▶ **Your objective**
Below are the records; pull every line that includes "text".

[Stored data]
_ _ _ _ _ _ _
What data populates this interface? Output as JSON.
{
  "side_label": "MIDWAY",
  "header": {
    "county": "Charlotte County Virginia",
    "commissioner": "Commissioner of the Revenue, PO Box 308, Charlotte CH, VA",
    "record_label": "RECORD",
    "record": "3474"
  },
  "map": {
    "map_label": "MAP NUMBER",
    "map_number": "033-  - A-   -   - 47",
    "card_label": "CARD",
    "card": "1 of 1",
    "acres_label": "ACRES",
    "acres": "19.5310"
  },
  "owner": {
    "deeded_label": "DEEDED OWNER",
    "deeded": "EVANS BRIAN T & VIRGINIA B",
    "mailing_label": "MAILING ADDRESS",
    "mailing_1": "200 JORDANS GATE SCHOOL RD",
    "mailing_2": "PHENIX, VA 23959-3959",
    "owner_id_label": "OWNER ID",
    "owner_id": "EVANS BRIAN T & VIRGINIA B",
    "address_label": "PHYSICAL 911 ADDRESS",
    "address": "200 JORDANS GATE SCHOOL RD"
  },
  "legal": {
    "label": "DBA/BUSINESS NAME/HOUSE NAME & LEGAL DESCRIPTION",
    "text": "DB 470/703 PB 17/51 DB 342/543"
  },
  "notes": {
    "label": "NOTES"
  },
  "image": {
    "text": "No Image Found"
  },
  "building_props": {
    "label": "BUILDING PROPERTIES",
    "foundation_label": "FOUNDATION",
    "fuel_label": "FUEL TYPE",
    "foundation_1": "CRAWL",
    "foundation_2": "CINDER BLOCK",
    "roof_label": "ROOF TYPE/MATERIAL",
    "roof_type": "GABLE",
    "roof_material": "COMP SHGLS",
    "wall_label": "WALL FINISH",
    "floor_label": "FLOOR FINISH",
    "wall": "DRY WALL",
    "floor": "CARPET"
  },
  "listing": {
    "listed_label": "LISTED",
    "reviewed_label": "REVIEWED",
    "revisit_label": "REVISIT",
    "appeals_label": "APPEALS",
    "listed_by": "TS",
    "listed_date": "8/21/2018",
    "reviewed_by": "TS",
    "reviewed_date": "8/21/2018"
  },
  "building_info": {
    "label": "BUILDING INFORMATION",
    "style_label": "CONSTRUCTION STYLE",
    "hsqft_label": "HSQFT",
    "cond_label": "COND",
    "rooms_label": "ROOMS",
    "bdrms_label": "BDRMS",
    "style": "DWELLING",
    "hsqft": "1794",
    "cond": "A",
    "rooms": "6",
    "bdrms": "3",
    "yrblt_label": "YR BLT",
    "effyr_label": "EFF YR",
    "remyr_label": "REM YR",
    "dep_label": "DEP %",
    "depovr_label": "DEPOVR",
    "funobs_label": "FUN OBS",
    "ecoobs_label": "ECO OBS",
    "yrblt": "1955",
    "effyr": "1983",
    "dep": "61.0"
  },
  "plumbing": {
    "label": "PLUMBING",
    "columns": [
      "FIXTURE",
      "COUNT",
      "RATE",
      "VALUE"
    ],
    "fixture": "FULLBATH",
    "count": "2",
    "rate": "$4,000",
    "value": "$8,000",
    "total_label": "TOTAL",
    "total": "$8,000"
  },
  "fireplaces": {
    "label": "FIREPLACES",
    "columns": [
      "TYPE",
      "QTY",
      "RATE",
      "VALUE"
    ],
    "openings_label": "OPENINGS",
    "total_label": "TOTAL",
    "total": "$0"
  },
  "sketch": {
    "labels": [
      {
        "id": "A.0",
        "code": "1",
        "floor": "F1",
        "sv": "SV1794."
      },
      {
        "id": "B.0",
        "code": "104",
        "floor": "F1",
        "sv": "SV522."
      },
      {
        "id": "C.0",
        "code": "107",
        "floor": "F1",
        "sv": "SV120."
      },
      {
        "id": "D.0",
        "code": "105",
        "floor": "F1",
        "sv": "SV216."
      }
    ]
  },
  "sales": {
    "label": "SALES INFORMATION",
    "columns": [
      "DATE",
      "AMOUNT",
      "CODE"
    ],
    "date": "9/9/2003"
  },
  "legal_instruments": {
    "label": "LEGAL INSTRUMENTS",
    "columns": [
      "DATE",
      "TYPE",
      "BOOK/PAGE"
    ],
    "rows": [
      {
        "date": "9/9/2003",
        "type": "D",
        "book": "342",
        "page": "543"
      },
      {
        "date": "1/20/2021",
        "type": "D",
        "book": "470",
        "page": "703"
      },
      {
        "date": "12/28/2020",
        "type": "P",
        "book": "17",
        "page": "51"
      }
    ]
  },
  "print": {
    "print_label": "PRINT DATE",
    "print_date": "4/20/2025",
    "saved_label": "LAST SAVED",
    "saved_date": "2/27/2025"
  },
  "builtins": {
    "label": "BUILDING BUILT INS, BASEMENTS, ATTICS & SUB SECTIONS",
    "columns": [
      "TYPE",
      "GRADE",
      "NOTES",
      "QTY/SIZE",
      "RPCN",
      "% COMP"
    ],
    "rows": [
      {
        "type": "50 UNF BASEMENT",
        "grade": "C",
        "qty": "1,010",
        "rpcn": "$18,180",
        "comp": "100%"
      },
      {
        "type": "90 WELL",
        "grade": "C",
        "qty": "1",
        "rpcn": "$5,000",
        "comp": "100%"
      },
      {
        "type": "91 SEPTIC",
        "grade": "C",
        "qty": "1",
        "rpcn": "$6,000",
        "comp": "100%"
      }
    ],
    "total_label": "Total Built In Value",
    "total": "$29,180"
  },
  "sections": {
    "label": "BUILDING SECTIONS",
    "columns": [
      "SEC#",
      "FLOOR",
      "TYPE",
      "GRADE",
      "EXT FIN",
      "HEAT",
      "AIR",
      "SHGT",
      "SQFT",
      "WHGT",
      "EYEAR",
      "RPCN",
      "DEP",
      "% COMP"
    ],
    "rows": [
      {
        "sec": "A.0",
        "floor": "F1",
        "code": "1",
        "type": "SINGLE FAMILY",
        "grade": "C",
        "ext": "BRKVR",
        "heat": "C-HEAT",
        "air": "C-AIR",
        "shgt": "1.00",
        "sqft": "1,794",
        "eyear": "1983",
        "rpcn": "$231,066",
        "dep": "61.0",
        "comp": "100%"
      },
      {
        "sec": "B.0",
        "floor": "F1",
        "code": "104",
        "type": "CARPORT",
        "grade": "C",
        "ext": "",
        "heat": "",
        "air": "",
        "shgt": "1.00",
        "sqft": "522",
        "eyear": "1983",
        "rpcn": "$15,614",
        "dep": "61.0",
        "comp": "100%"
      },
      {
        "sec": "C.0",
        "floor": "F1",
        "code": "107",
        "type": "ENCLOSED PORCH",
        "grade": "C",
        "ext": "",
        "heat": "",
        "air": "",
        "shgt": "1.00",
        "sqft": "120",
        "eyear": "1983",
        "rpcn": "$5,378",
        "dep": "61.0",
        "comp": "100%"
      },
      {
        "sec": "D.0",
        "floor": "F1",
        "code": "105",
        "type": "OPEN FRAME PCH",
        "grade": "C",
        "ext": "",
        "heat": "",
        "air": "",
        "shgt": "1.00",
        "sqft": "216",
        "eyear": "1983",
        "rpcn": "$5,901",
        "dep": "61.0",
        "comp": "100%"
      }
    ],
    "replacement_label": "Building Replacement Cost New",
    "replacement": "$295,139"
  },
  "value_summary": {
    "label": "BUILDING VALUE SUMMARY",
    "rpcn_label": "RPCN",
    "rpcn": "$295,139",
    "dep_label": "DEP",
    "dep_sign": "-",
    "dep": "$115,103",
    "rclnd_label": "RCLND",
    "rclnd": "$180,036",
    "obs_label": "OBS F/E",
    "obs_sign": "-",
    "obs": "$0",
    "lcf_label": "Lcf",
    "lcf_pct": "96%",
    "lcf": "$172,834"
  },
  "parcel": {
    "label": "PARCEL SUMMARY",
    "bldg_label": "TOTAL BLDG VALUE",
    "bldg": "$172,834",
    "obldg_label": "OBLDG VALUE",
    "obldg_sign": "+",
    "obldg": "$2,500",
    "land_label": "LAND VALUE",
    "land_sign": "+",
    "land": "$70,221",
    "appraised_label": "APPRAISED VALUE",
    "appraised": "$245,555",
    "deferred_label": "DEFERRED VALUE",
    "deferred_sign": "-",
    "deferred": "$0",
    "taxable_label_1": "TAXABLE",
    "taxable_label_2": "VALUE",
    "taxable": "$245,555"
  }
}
_ _ _ _ _ _ _
▶ **Worked answer**
    "text": "DB 470/703 PB 17/51 DB 342/543"
    "text": "No Image Found"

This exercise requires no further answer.